→ What you will do
Output the items from the start through the line containing "id-card-unknown: ? (700, 508, 830, 598)", both ends included, as a JSON list of strings with one string per line and blank lines omitted.

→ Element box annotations
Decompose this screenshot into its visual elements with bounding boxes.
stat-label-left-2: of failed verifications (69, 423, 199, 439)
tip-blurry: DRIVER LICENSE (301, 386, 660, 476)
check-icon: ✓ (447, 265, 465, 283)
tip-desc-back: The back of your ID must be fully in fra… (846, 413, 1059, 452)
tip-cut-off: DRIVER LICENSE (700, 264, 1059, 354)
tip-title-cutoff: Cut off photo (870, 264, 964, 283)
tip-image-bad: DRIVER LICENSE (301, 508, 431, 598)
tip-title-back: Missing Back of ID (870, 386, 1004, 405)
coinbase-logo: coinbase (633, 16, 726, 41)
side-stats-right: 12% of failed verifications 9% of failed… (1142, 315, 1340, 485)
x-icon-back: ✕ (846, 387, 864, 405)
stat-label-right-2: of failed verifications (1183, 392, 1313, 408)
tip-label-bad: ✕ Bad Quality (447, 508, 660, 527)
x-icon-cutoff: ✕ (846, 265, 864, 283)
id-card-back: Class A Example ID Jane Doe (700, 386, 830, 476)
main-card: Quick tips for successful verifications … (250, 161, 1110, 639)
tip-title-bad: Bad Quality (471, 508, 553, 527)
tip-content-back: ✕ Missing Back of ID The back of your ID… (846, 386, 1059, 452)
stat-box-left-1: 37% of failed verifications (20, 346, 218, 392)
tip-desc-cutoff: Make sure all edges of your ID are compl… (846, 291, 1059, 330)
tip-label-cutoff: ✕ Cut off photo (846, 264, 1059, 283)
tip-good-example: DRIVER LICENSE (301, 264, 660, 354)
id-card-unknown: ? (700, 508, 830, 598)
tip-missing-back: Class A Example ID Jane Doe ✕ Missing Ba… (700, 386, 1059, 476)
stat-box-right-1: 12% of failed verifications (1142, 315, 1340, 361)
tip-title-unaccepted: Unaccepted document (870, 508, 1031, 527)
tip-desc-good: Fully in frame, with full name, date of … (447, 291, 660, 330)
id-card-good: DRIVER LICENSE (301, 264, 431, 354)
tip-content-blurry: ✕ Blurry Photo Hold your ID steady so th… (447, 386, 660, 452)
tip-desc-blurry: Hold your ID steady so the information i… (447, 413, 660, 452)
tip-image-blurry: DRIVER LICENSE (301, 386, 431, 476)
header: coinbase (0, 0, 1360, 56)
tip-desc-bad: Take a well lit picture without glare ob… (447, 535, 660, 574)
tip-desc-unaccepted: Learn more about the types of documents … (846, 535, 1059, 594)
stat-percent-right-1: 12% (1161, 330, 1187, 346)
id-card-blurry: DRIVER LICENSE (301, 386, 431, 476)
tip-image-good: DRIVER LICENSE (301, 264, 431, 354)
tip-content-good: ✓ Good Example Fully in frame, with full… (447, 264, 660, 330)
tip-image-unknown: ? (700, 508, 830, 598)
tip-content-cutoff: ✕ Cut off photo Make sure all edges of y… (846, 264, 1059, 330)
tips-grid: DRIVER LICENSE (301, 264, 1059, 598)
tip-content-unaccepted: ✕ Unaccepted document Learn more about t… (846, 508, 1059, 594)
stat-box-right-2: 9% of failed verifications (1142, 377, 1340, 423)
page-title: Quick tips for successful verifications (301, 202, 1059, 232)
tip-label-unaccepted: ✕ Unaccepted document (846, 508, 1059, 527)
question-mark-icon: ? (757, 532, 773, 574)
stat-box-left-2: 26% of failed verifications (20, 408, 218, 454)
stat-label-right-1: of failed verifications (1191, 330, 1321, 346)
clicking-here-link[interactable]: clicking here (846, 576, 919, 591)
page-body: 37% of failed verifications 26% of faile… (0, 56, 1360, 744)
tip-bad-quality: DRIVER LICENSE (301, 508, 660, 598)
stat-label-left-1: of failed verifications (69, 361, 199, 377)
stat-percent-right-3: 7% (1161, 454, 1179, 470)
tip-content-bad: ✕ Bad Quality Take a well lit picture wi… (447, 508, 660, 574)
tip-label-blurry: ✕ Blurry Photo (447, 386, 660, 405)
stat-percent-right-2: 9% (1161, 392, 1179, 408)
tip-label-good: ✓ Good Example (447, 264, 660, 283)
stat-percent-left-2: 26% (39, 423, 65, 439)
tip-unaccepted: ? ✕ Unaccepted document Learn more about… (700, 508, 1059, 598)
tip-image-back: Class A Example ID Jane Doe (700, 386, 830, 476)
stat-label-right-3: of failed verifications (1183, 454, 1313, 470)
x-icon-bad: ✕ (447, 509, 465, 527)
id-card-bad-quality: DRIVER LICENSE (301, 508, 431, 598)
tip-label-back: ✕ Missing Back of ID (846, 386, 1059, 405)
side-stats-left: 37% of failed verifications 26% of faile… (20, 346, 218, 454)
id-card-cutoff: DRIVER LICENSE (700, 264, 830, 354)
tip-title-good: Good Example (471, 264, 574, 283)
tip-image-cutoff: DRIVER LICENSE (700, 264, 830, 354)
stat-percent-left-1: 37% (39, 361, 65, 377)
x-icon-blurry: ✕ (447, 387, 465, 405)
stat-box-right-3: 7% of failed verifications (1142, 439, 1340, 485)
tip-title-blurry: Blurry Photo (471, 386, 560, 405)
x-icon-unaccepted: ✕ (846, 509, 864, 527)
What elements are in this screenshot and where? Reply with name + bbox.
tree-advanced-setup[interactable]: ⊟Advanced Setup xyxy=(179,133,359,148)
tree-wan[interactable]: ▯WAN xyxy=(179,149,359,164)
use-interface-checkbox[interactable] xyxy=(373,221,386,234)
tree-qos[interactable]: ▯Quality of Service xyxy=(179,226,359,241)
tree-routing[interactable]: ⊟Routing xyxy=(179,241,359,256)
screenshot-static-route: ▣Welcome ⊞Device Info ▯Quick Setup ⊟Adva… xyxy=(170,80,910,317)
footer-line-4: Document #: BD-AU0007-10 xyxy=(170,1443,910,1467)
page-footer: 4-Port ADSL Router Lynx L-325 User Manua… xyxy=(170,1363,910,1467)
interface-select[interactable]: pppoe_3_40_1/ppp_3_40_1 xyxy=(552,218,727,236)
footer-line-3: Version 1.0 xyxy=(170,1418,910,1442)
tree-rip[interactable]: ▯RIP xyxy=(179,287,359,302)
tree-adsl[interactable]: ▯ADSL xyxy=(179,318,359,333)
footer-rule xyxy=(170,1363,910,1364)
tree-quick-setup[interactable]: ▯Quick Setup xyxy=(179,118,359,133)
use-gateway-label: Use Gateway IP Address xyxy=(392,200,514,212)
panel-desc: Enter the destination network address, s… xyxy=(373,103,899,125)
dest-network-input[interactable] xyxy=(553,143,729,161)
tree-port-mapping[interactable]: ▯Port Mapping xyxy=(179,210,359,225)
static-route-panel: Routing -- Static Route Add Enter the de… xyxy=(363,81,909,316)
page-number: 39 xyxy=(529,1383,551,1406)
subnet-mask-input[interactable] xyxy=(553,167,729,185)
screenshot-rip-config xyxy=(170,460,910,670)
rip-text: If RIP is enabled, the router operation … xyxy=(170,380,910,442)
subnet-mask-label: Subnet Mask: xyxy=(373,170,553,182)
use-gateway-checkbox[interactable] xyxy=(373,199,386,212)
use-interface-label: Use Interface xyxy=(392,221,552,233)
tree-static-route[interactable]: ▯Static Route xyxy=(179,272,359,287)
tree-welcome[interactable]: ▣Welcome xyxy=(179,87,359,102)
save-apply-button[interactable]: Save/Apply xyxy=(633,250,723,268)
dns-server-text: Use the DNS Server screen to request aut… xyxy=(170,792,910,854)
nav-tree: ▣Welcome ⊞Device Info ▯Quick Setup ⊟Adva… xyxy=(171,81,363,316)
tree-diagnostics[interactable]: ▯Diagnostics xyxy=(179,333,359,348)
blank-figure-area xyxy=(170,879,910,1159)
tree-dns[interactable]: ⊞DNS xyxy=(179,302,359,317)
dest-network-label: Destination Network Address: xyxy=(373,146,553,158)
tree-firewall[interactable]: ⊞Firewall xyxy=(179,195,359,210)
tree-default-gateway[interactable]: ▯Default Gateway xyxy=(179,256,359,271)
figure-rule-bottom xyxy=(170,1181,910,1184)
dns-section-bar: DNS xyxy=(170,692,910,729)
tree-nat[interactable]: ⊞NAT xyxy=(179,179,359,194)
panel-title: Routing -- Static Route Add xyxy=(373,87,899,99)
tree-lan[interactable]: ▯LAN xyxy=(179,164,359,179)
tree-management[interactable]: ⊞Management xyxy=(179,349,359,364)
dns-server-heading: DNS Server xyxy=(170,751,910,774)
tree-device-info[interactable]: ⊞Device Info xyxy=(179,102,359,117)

→ Solution to the exercise
[
  "Decompose this screenshot into its visual elements with bounding boxes.",
  "stat-label-left-2: of failed verifications (69, 423, 199, 439)",
  "tip-blurry: DRIVER LICENSE (301, 386, 660, 476)",
  "check-icon: ✓ (447, 265, 465, 283)",
  "tip-desc-back: The back of your ID must be fully in fra… (846, 413, 1059, 452)",
  "tip-cut-off: DRIVER LICENSE (700, 264, 1059, 354)",
  "tip-title-cutoff: Cut off photo (870, 264, 964, 283)",
  "tip-image-bad: DRIVER LICENSE (301, 508, 431, 598)",
  "tip-title-back: Missing Back of ID (870, 386, 1004, 405)",
  "coinbase-logo: coinbase (633, 16, 726, 41)",
  "side-stats-right: 12% of failed verifications 9% of failed… (1142, 315, 1340, 485)",
  "x-icon-back: ✕ (846, 387, 864, 405)",
  "stat-label-right-2: of failed verifications (1183, 392, 1313, 408)",
  "tip-label-bad: ✕ Bad Quality (447, 508, 660, 527)",
  "x-icon-cutoff: ✕ (846, 265, 864, 283)",
  "id-card-back: Class A Example ID Jane Doe (700, 386, 830, 476)",
  "main-card: Quick tips for successful verifications … (250, 161, 1110, 639)",
  "tip-title-bad: Bad Quality (471, 508, 553, 527)",
  "tip-content-back: ✕ Missing Back of ID The back of your ID… (846, 386, 1059, 452)",
  "stat-box-left-1: 37% of failed verifications (20, 346, 218, 392)",
  "tip-desc-cutoff: Make sure all edges of your ID are compl… (846, 291, 1059, 330)",
  "tip-label-cutoff: ✕ Cut off photo (846, 264, 1059, 283)",
  "tip-good-example: DRIVER LICENSE (301, 264, 660, 354)",
  "id-card-unknown: ? (700, 508, 830, 598)"
]